* _Region annotation records_
◇ ◇ ◇ ◇ ◇

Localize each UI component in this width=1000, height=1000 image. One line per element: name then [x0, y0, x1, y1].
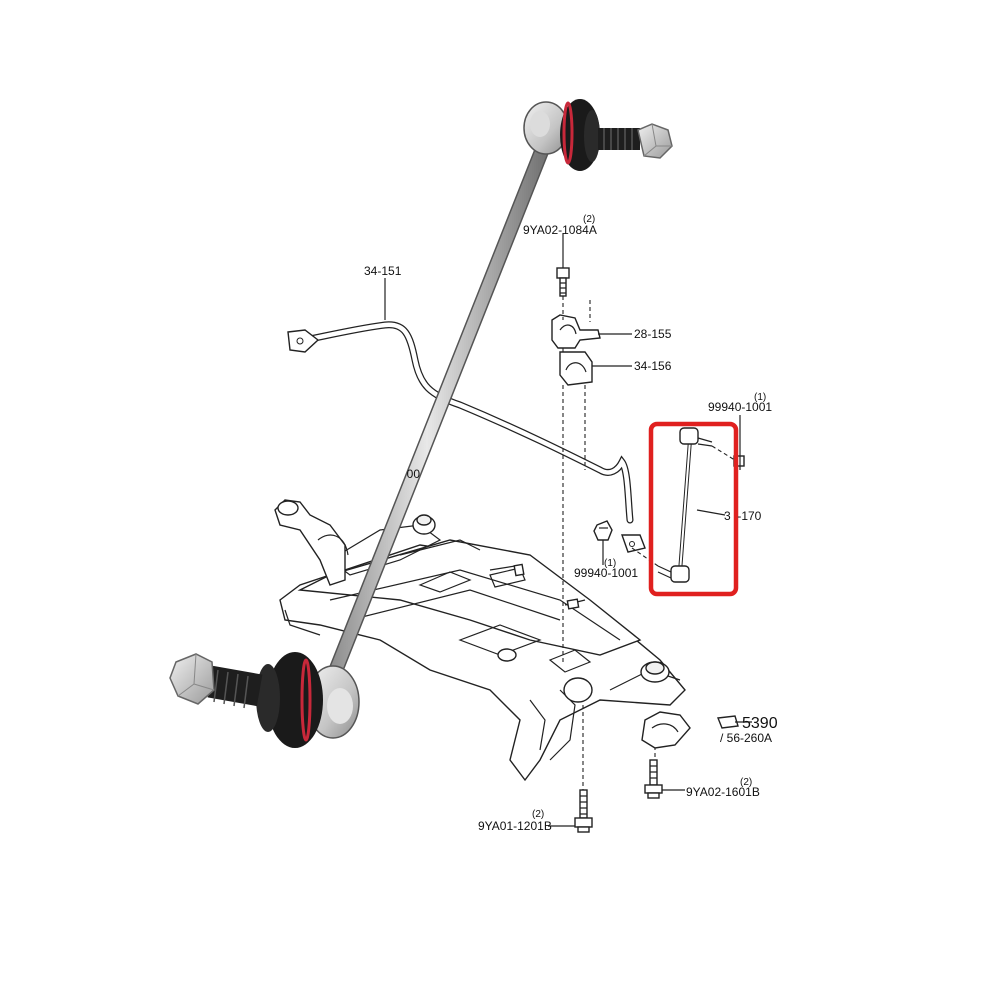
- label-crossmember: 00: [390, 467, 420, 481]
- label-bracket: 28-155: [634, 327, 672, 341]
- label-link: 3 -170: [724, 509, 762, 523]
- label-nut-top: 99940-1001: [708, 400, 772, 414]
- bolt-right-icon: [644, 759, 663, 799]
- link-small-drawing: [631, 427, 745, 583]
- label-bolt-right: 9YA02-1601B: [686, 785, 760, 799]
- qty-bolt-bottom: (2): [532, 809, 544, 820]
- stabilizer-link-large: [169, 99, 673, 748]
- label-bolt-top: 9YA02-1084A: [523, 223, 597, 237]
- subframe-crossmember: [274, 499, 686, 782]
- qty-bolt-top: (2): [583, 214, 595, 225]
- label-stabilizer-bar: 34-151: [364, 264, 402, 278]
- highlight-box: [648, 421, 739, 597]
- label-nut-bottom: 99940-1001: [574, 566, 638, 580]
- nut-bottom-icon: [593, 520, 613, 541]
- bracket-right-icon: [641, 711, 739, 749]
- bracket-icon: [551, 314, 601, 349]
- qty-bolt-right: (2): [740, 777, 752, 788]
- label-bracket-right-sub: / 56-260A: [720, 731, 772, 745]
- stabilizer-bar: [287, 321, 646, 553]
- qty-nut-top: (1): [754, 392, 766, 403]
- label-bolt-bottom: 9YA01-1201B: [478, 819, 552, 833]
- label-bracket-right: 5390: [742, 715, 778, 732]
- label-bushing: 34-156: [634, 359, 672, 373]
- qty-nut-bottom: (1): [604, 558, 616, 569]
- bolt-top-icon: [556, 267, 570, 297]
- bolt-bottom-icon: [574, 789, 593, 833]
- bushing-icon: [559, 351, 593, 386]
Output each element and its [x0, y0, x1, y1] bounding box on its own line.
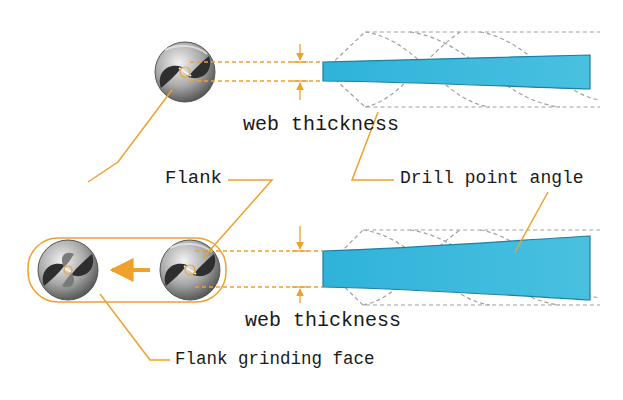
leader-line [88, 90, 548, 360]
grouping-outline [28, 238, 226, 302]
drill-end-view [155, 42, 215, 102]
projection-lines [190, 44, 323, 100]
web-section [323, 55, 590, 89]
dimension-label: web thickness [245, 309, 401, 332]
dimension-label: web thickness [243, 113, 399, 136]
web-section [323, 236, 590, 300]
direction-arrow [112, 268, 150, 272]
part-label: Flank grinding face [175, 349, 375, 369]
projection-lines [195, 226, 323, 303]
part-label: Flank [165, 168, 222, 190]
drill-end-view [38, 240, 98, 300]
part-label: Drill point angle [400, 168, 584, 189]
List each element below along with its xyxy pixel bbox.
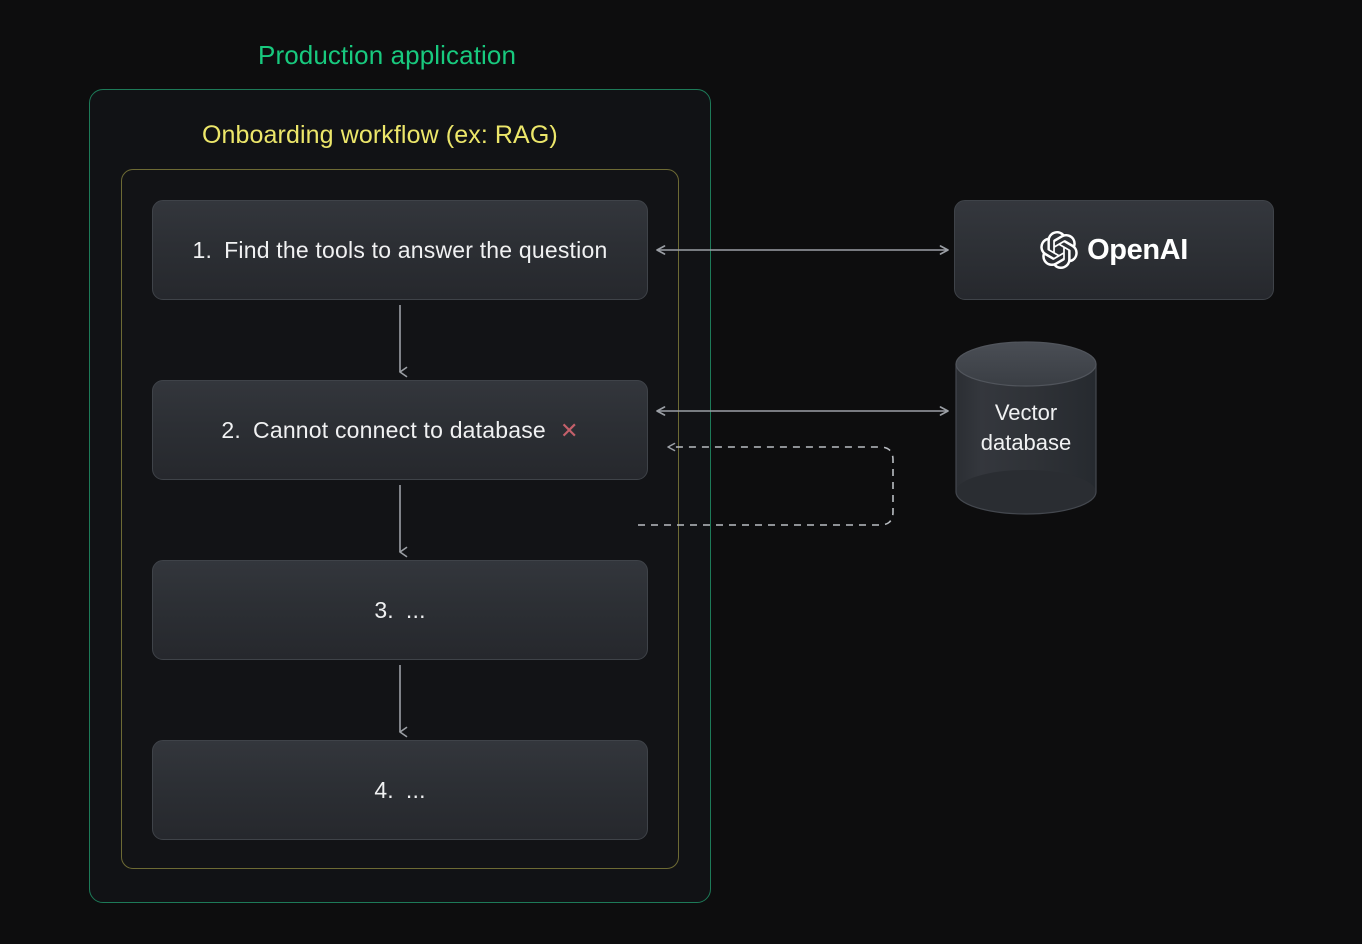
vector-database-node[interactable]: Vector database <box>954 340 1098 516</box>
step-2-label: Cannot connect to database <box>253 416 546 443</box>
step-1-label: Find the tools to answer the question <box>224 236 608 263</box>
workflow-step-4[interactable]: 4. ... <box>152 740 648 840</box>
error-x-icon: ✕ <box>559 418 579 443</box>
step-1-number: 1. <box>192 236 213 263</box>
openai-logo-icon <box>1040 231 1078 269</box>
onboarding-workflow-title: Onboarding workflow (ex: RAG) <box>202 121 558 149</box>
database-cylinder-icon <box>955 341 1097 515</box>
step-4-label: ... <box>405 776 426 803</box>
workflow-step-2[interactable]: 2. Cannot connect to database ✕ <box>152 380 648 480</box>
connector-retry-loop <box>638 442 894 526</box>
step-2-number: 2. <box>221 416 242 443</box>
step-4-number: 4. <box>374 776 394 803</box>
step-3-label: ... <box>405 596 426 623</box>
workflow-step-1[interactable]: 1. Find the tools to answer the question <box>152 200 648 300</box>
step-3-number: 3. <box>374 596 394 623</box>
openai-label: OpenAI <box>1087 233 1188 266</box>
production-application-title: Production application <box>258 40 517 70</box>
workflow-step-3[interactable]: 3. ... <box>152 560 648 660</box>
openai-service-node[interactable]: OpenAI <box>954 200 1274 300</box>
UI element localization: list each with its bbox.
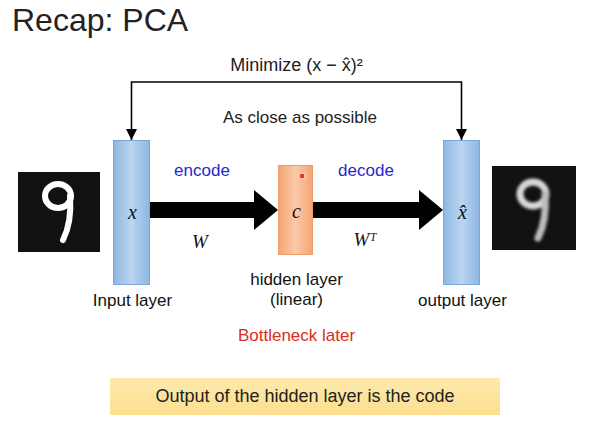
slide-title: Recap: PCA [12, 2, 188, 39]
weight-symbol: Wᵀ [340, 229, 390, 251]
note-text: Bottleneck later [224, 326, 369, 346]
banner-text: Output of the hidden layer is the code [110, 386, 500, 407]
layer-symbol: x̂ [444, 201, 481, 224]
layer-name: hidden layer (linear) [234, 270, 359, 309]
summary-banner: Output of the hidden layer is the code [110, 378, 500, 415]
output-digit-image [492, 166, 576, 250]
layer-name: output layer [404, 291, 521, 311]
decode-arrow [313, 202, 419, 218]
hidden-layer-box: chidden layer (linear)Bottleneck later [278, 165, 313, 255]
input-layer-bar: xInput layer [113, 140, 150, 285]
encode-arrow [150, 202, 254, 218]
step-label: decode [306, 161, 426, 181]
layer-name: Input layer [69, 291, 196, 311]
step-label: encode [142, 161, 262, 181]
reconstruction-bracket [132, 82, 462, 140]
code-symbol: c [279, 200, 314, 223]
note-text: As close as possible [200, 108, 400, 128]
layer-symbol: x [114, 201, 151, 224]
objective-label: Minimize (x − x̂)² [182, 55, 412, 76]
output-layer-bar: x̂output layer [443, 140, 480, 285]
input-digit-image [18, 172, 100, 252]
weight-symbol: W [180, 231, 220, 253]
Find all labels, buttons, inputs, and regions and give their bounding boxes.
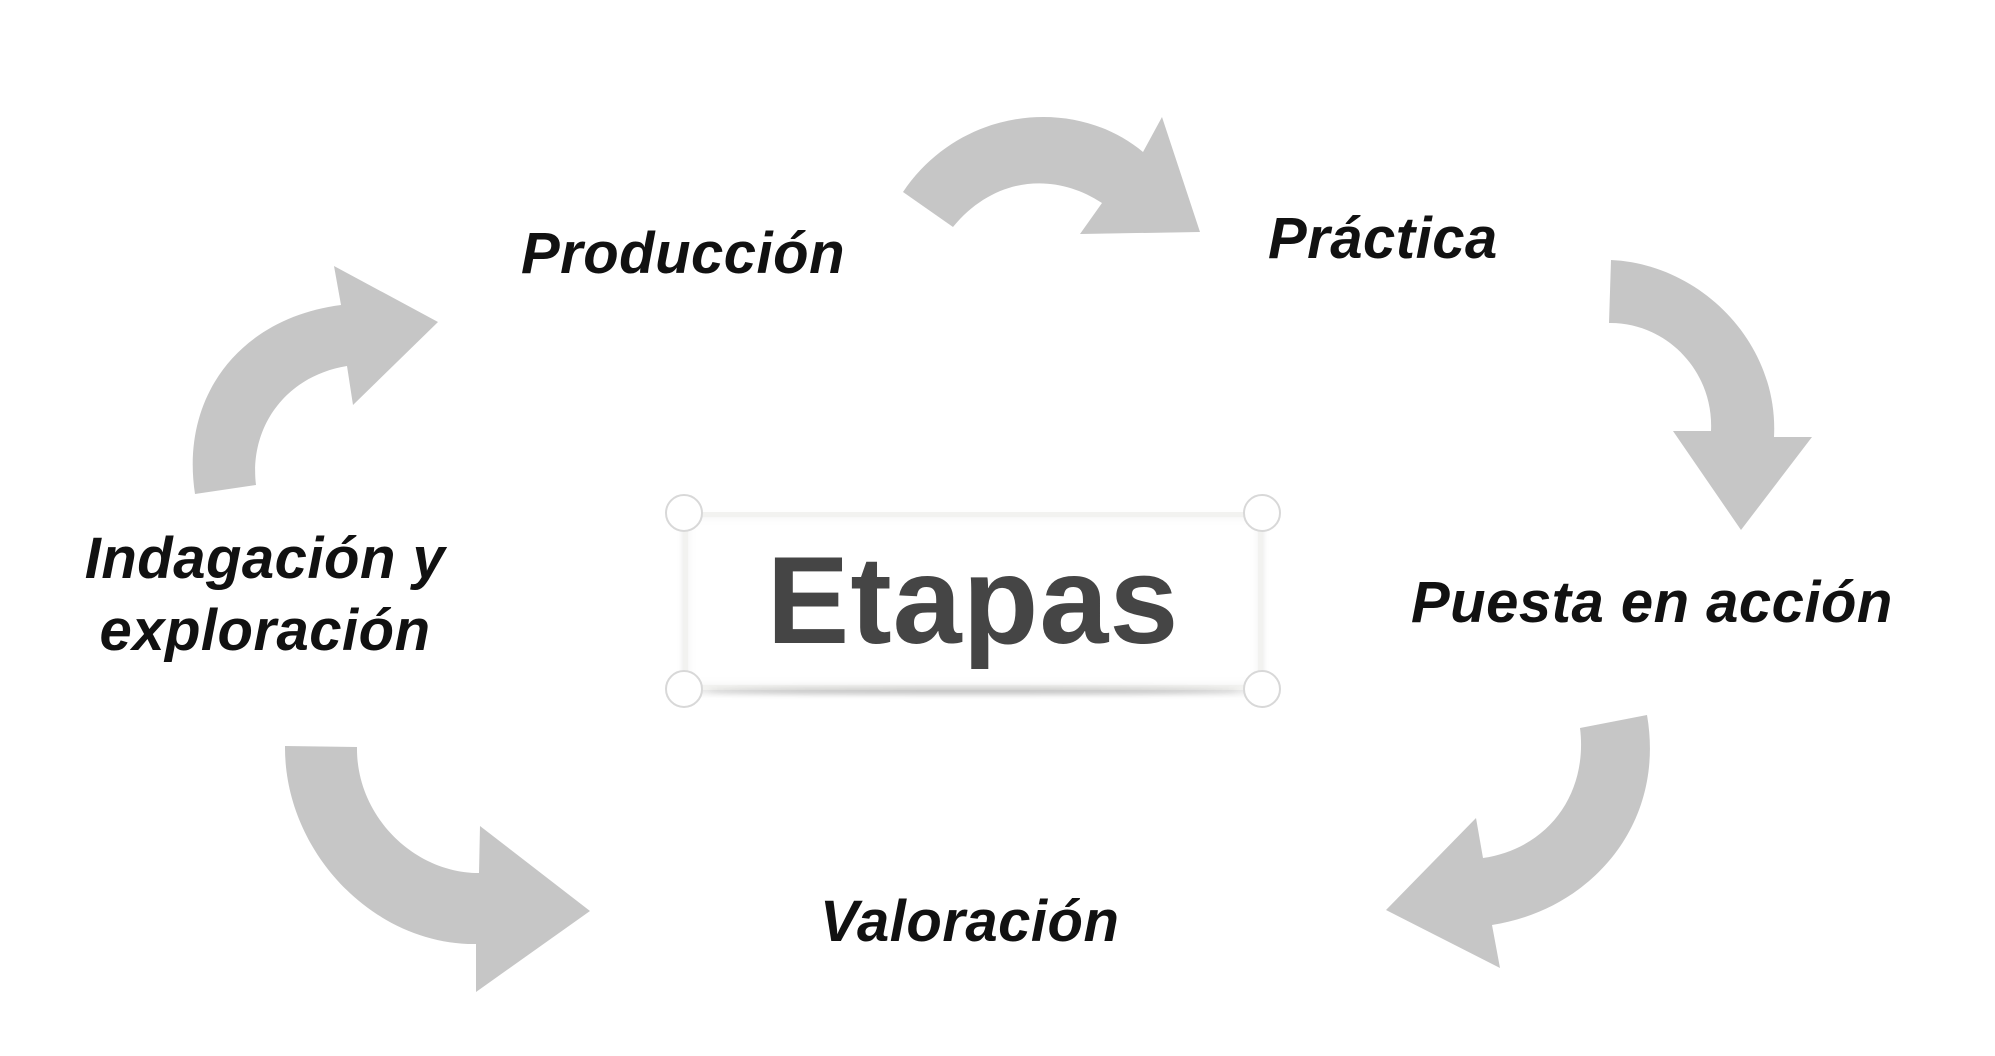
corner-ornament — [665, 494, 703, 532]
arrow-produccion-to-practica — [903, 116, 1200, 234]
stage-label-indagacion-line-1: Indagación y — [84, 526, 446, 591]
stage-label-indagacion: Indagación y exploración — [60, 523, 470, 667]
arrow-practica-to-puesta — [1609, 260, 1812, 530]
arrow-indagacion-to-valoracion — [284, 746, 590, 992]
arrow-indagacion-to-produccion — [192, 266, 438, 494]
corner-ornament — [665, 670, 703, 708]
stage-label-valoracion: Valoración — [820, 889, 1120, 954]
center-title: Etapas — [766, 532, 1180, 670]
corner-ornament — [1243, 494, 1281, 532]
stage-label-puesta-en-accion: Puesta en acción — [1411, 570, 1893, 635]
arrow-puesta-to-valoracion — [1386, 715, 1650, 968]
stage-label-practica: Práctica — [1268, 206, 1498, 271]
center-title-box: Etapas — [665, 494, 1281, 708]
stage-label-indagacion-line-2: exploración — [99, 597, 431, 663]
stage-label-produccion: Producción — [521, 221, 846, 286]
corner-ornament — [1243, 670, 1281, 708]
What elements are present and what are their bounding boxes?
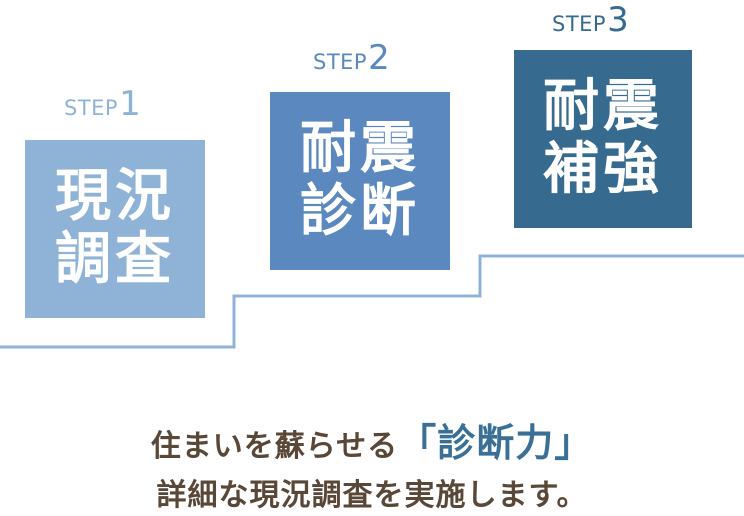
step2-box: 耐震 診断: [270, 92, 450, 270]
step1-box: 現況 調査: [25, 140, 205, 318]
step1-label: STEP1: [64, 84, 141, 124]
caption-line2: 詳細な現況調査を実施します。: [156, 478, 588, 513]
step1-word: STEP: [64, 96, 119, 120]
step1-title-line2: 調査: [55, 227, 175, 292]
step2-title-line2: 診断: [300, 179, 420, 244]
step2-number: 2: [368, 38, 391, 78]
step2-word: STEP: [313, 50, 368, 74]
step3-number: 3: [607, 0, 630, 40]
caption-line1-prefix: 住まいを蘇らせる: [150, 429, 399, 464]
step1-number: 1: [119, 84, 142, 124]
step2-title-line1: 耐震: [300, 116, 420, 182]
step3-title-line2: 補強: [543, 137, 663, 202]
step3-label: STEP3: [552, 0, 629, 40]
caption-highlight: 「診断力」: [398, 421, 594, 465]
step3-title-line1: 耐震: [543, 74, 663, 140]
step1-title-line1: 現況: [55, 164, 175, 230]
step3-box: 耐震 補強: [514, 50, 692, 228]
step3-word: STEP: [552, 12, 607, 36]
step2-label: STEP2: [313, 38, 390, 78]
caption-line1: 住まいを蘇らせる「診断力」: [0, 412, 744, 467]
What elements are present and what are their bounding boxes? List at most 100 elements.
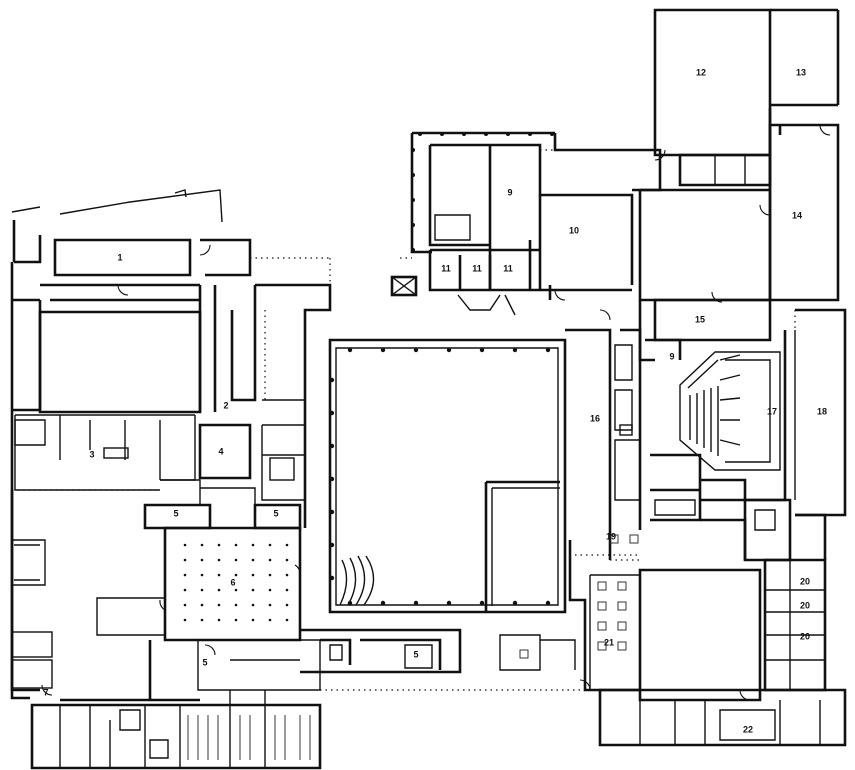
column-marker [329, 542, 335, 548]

◇ ◇ ◇ ◇ ◇

* _Given instruction_
Reproduce the lines verbatim, beginning with the line containing "leader-line [88, 90, 548, 360]" and continuing through the line containing "List each element".

* _Answer to the problem_
leader-line [88, 90, 548, 360]
grouping-outline [28, 238, 226, 302]
drill-end-view [155, 42, 215, 102]
projection-lines [190, 44, 323, 100]
web-section [323, 55, 590, 89]
dimension-label: web thickness [245, 309, 401, 332]
dimension-label: web thickness [243, 113, 399, 136]
web-section [323, 236, 590, 300]
direction-arrow [112, 268, 150, 272]
part-label: Flank grinding face [175, 349, 375, 369]
projection-lines [195, 226, 323, 303]
part-label: Flank [165, 168, 222, 190]
drill-end-view [38, 240, 98, 300]
part-label: Drill point angle [400, 168, 584, 189]
List each element below along with its xyxy pixel bbox.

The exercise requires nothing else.